## [Document text]

----------

Saturday, August 29, 2015

Believe Him!

22 Sunday B  #125 

Deut 4, 1-2. 6-8
Ps 15
Jas 1, 17-18.21b-22. 27
Mk 7, 1-8. 14-15. 21-23

Saint James-Saint Mary Church, Marlboro, N.Y.
August 30, 2015
Deacon Tom Cornell

       

     Do you ever wonder: what was worship like in those first days of the Church, the Mass?  The Jesus people were almost all Jews.  They gathered at synagogue on Saturday as they always had and then on Sunday, the day of the Lord’s Resurrection, they met again, most often in private homes.  There they sang hymns.  Maybe they had a letter from Saint Paul or John to read.  They certainly had psalms to sing.  They did not have a reading from the Gospel.  No Gospel had yet been written.  But they remembered Jesus.  They would share their memories of what Jesus said and did, his Sermon on the Mount, the feeding of the 5,000, his healings and exorcisms.  The presider, an apostle or his designated successor, a bishop or presbyter, which in Greek means elder or priest, would then have a few words, a sermon, or maybe a deacon might preach.  Some would state prayer intentions and all would say together the prayer the Lord had taught them.  Then the presider would invoke the Holy Spirit over gifts of bread and wine.  He would repeat Jesus’ words at the Last Supper just as Father Tom will do in a few minutes.  Then he and a deacon would distribute Communion.  There would be a short thanksgiving prayer, a blessing and a closing hymn.  Then the deacons would take the consecrated bread to the home-bound.  Just like today!

----------

## [Problems and tasks]
[1] Translate this sentence from the homily into Spanish: "Then he and a deacon would distribute Communion."
[2] From the homily, reproduce word for word the stretch that opens with "Saturday, August 29, 2015" and closes with "Church, Marlboro, N.Y.".

## [Information provided]
----------

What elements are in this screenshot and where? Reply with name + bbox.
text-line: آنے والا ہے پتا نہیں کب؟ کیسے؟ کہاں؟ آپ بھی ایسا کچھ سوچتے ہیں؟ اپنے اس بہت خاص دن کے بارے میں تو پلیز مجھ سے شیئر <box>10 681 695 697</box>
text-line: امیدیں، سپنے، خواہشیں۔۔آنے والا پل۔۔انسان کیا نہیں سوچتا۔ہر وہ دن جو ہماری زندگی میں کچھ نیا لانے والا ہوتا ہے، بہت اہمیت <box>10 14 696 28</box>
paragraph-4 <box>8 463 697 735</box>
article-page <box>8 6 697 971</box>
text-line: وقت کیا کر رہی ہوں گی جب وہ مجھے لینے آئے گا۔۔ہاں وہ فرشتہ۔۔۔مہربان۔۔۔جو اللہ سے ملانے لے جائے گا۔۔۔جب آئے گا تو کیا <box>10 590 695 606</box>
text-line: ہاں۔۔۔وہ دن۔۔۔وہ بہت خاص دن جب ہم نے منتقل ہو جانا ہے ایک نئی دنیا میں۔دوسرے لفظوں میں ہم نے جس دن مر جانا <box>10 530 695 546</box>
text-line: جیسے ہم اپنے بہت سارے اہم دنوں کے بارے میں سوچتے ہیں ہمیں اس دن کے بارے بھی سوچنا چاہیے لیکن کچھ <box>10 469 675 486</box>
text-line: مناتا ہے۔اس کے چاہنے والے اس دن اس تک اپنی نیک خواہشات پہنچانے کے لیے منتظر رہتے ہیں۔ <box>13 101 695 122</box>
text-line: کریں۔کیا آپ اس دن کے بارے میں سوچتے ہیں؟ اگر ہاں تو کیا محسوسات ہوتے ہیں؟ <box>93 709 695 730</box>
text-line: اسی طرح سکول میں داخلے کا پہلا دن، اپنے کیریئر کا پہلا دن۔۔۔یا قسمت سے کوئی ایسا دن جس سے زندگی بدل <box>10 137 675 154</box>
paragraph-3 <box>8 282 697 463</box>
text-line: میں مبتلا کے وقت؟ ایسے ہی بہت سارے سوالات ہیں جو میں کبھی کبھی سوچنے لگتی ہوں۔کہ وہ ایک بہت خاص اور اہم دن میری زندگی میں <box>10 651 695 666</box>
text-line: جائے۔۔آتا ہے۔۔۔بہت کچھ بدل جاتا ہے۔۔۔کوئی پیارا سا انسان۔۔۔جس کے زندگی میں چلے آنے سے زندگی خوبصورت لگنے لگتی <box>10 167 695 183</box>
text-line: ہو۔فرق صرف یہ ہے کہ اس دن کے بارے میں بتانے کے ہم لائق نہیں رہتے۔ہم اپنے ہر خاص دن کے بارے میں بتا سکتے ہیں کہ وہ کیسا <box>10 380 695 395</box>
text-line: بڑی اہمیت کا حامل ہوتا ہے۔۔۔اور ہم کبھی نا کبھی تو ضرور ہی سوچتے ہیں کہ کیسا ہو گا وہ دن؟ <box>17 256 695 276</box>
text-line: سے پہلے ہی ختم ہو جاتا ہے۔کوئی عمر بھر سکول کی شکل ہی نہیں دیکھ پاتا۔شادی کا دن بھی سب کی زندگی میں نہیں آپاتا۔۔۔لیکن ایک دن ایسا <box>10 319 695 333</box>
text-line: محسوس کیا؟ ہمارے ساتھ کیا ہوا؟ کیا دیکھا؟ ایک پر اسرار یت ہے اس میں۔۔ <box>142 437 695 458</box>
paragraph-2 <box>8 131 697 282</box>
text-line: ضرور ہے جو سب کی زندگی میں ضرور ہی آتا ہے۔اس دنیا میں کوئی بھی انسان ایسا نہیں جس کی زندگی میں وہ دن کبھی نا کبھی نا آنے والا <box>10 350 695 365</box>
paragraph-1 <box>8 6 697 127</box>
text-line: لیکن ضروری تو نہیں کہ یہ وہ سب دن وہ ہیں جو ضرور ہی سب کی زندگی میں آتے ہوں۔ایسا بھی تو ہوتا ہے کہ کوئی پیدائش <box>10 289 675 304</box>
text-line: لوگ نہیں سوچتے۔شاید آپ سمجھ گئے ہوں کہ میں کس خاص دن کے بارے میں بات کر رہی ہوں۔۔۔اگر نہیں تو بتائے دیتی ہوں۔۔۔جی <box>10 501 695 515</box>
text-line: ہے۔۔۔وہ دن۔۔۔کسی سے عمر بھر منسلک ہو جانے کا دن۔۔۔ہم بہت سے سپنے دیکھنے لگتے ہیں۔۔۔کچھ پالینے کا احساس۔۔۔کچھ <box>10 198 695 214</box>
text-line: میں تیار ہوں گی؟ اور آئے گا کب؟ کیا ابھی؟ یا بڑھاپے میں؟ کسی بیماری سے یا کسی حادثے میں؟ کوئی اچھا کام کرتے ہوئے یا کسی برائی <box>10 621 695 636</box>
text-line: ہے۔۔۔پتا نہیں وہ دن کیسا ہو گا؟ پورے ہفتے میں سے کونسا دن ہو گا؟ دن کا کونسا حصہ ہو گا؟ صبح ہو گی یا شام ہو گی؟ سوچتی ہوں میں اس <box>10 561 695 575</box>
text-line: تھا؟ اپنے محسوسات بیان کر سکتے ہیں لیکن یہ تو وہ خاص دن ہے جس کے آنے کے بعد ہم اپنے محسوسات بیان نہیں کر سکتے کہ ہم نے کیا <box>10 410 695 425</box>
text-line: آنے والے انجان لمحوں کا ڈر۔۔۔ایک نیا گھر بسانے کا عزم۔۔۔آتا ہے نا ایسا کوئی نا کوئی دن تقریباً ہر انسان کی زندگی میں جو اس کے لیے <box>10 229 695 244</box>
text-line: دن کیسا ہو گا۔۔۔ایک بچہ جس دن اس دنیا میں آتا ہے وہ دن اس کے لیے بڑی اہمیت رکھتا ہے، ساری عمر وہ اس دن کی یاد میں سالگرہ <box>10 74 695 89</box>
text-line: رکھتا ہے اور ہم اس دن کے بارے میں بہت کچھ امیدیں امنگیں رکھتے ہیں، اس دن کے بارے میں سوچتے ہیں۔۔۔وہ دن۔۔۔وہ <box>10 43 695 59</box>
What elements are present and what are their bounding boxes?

----------

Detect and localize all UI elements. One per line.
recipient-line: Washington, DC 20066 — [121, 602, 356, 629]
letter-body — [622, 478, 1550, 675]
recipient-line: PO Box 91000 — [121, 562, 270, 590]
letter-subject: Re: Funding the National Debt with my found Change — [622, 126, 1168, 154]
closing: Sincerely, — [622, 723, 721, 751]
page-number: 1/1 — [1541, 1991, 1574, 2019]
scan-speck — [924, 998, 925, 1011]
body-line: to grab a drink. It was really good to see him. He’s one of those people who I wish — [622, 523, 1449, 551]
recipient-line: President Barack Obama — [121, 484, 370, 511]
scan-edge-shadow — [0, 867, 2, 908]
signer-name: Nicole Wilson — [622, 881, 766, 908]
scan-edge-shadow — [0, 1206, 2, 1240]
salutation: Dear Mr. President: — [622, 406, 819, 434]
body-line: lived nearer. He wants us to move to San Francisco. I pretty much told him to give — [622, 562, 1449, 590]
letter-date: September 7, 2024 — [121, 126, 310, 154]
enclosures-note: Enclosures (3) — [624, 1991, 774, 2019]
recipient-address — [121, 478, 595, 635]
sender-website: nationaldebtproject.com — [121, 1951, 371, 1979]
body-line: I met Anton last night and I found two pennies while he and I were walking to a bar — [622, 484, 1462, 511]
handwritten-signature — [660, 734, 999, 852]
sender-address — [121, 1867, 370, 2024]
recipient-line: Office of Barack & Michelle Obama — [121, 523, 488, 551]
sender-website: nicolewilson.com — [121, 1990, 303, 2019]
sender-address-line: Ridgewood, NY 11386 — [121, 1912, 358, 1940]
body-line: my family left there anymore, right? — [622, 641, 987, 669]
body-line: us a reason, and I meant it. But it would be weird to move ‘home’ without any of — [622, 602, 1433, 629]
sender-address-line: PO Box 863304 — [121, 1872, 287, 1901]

----------

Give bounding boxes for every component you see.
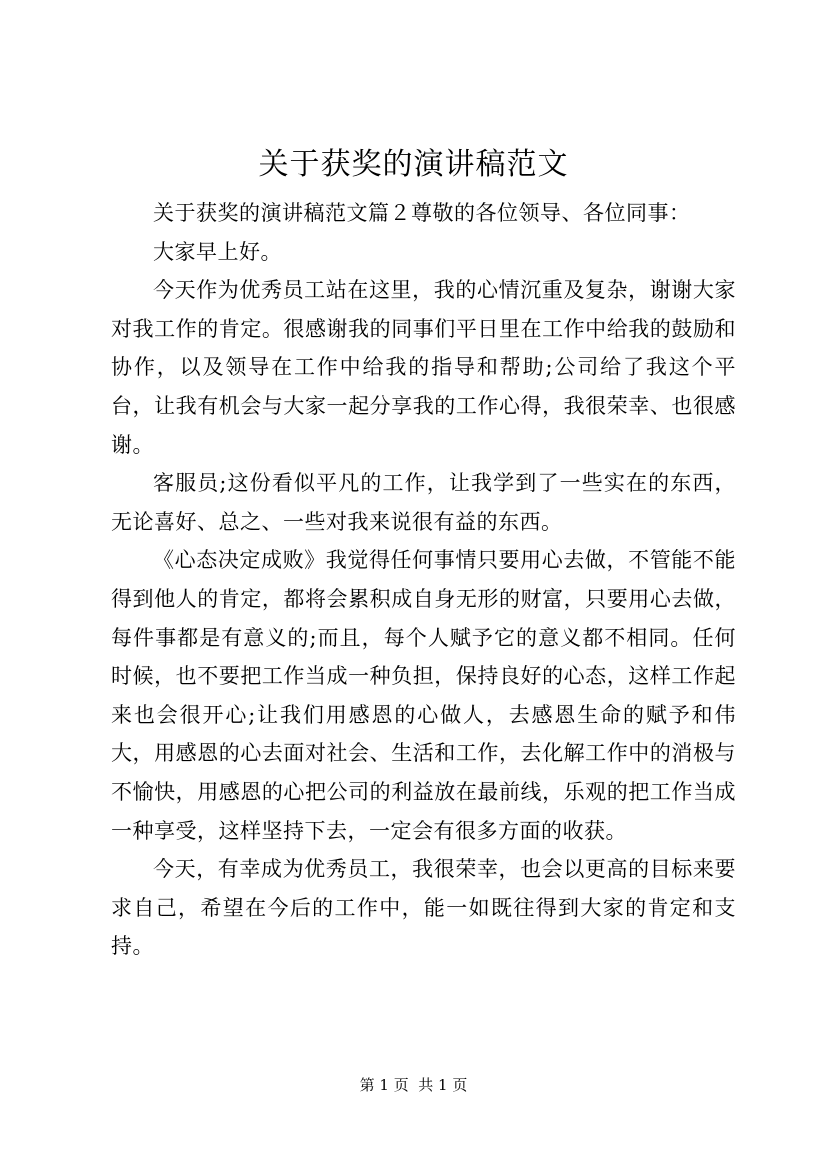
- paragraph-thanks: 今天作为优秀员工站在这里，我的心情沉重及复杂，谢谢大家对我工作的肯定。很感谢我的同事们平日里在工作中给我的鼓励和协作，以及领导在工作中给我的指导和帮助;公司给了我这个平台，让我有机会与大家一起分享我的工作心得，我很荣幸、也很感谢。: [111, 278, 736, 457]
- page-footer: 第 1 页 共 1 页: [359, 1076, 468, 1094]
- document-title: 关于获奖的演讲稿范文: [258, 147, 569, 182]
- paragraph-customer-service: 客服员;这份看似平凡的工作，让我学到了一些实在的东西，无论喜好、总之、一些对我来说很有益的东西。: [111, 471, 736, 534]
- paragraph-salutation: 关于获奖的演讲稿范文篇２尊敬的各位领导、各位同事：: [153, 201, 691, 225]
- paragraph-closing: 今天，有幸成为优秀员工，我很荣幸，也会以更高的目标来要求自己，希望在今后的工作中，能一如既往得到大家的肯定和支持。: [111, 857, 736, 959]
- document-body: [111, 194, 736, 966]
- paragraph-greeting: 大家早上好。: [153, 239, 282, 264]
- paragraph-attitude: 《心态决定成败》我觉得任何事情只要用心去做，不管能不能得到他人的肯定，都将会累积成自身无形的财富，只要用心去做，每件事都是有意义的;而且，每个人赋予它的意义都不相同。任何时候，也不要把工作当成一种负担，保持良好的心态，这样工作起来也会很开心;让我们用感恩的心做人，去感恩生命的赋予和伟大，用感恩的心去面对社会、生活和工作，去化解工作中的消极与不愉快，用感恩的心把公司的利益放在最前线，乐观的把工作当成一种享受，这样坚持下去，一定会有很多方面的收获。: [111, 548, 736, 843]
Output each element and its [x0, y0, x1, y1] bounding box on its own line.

----------

## [Exercise responses]
[1] Luego él y un diácono repartían la Comunión.

[2]
Saturday, August 29, 2015

Believe Him!

22 Sunday B  #125 

Deut 4, 1-2. 6-8
Ps 15
Jas 1, 17-18.21b-22. 27
Mk 7, 1-8. 14-15. 21-23

Saint James-Saint Mary Church, Marlboro, N.Y.